DOCUMENT EXCERPT
★ ★ ★ ★ ★

CPU times: user 259 ms, sys: 20.8 ms, total: 280 ms
Wall time: 288 ms


In [43]:
%%time
import numba
inA=np.zeros((1000*10000),np.float32)
outA=np.zeros((1000*10000),np.float32)
@numba.njit(fastmath=True)
def deriv2(adj,inA,outA):
    if adj:
        for i in range(1,outA.shape[0]):
            inA[i-1]-=outA[i]
            inA[i]+=outA[i]
    else:
        for i in range(1,outA.shape[0]):
            outA[i]+=inA[i]-inA[i-1]
for i in range(10):
    deriv2(False,inA,outA)

CPU times: user 253 ms, sys: 17.3 ms, total: 270 ms
Wall time: 272 ms


The following example resulted a 20x difference in performance:


Note the if conditional:

   do imx=down%ax%b, down%ax%n+down%ax%b-1
                jxd = imx - jhx
                jxu = imx + jhx
                if ( (jxd.lt.1) .or. (jxd.gt.size(wfld_d,1)) .or. &
                (jxu.lt.1) .or. (jxu.gt.size(wfld_u,1)) )cycle
                   dsliceR(imx-down%ax%b+1, imy-down%ay%b+1, ihx, ihy,ith) =&
                   dsliceR(imx-down%ax%b+1, imy-down%ay%b+1, ihx, ihy,ith) +&
                    wfld_d(jxd, jyd, iws) * wfld_u(jxu, jyu, iws)
            end do




20X speedup

   do imx=down%ax%b, down%ax%n+down%ax%b-1
                dsliceR(imx-down%ax%b+1, imy-down%ay%b+1, ihx, ihy,ith) = &
                  & dsliceR(imx-down%ax%b+1, imy-down%ay%b+1, ihx, ihy,ith) + &
                  & wfld_d(jjxd, jjyd, iws) * wfld_u(jjxu, jjyu, iws)
            end do
         

## Loop nest optimization


In [49]:
%%time
in1A=np.zeros((1000,1000),np.float32)
in2A=np.zeros((1000,1000),np.float32)
outA=np.zeros((1000,1000),np.float32)
@numba.jit()
def normalLoop(in1,in2,outA):
    for i3 in range(outA.shape[0]):
        for i2 in range(outA.shape[1]):
            outA[i3,i2]=0
            for i1 in range(in1A.shape[1]):
                outA[i3,i2]+=in2A[i3,i1]*in1A[i1,i2]
for i in range(5):
    normalLoop(in1A,in2A,outA)

CPU times: user 10 s, sys: 181 ms, total: 10.2 s
Wall time: 10.4 s


In [50]:
%%time
in1A=np.zeros((1000,1000),np.float32)
in2A=np.zeros((1000,1000),np.float32)
outA=np.zeros((1000,1000),np.float32)
@numba.jit()
def toMuchWork(in1,in2,outA):
    for i3 in range(0,outA.shape[0],2):
        for i2 in range(0,outA.shape[1],2):
            for i1 in range(in1A.shape[1]):
                a00=in2A[i3,i1]*in1A[i1,i2]
                a01=in2A[i3,i1]*in1A[i1,i2+1]
                a10=in2A[i3+1,i1]*in1A[i1,i2]
                a11=in2A[i3+1,i1]*in1A[i2,i2+1]
                outA[i3,i2]=a00
                outA[i3+1,i2]=a10
                outA[i3,i2+1]=a01
                outA[i3+1,i2+1]=a11
for i in range(5):
    toMuchWork(in1A,in2A,outA)

★ ★ ★ ★ ★

AIM 1
Locate each line in the entries that contains the string "headword" and copy those lines out, treating uppercase and lowercase as different.
The entries that come next are unrelated to the text above.

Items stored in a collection

★ ★ ★ ★ ★

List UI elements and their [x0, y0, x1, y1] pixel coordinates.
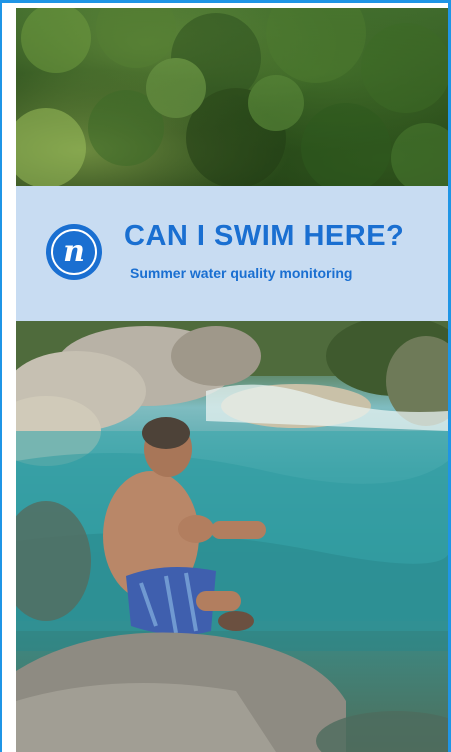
logo-letter: n [51, 229, 97, 275]
forest-photo [6, 0, 451, 193]
poster-frame: n CAN I SWIM HERE? Summer water quality … [0, 0, 451, 752]
river-swimmer-photo [16, 321, 448, 752]
banner-title: CAN I SWIM HERE? [124, 220, 405, 252]
forest-foliage [6, 0, 451, 193]
river-scene [16, 321, 448, 752]
banner-subtitle: Summer water quality monitoring [130, 265, 353, 281]
frame-edge-left [0, 0, 2, 752]
frame-edge-top [0, 0, 451, 3]
swim-logo-icon: n [46, 224, 102, 280]
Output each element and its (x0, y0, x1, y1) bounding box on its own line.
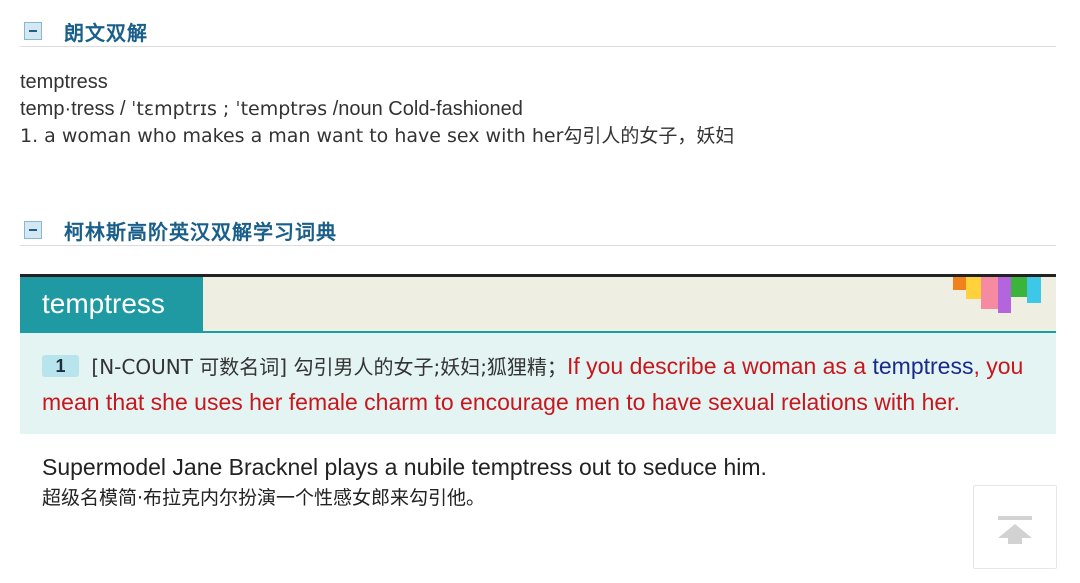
separator: / (114, 98, 132, 120)
longman-entry: temptress temp·tress / ˈtɛmptrɪs ; ˈtemp… (20, 69, 734, 150)
syllables: temp·tress (20, 98, 115, 120)
example-chinese: 超级名模简·布拉克内尔扮演一个性感女郎来勾引他。 (42, 487, 486, 509)
english-definition-start: If you describe a woman as a (566, 353, 873, 379)
pronunciation-line: temp·tress / ˈtɛmptrɪs ; ˈtemptrəs /noun… (20, 96, 734, 123)
definition: 1. a woman who makes a man want to have … (20, 125, 735, 147)
section-header-collins: 柯林斯高阶英汉双解学习词典 (20, 215, 1056, 246)
section-title: 柯林斯高阶英汉双解学习词典 (64, 219, 337, 244)
entry-header: temptress (20, 277, 1056, 333)
example-english: Supermodel Jane Bracknel plays a nubile … (42, 454, 767, 480)
collapse-toggle-icon[interactable] (24, 221, 42, 239)
sense-block: 1 [N-COUNT 可数名词] 勾引男人的女子;妖妇;狐狸精；If you d… (20, 333, 1056, 434)
headword: temptress (20, 71, 108, 93)
chinese-definition: 勾引男人的女子;妖妇;狐狸精； (293, 355, 567, 379)
phonetic: ˈtɛmptrɪs ; ˈtemptrəs (131, 98, 328, 120)
sense-number-badge: 1 (42, 355, 79, 377)
section-title: 朗文双解 (64, 20, 148, 45)
collapse-toggle-icon[interactable] (24, 22, 42, 40)
part-of-speech: /noun Cold-fashioned (327, 98, 523, 120)
back-to-top-button[interactable] (973, 485, 1057, 569)
entry-headword: temptress (20, 277, 203, 331)
arrow-up-to-top-icon (998, 516, 1032, 544)
grammar-tag: [N-COUNT 可数名词] (91, 355, 288, 379)
definition-headword: temptress (872, 353, 974, 379)
example-block: Supermodel Jane Bracknel plays a nubile … (20, 434, 1056, 514)
collins-entry-card: temptress 1 [N-COUNT 可数名词] 勾引男人的女子;妖妇;狐狸… (20, 274, 1056, 514)
section-header-longman: 朗文双解 (20, 16, 1056, 47)
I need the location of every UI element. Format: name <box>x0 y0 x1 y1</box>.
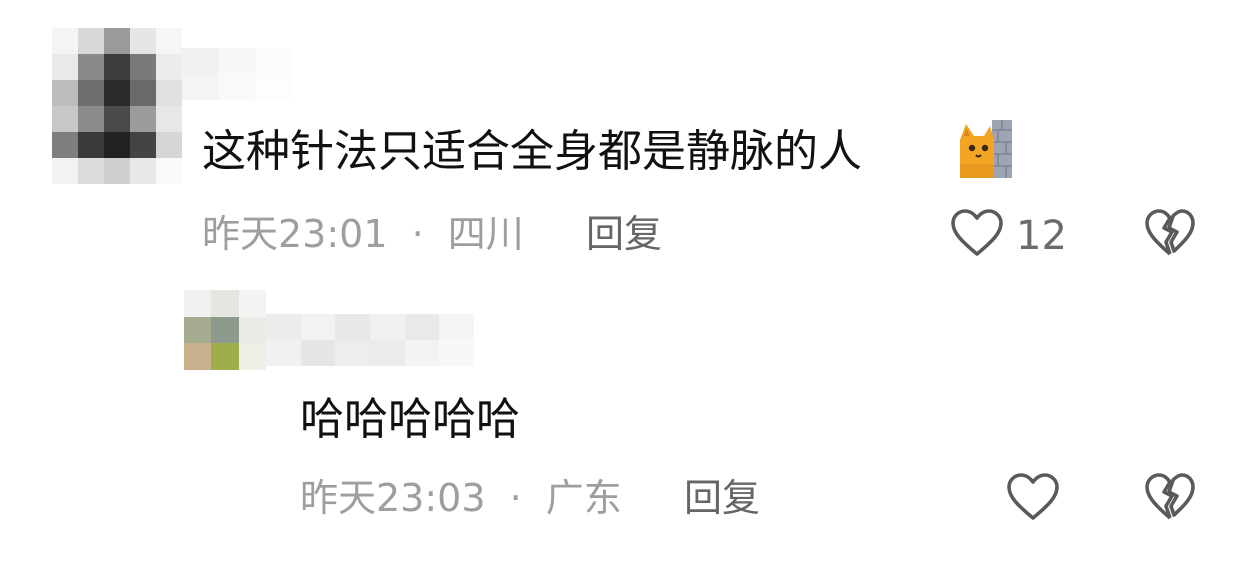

★ ★ ★ ★ ★

AIM 2
For each statement, decide whether it agrees with the loop performance excerpt. Answer yes or no, and quote the words of the excerpt that decide it. (a) The run that calls deriv2 reports a wall time of 272 ms. (b) The normalLoop function is decorated with numba.njit(fastmath=True). (c) The Fortran example without the if conditional is labeled as a 20X speedup.

RIGHT ANSWER 1
headword: temptress (20, 71, 108, 93)
entry-headword: temptress (20, 277, 203, 331)
definition-headword: temptress (872, 353, 974, 379)

RIGHT ANSWER 2
(a) Yes: "Wall time: 272 ms"
(b) No: "@numba.jit()" stands directly before "def normalLoop(in1,in2,outA):"
(c) Yes: "20X speedup"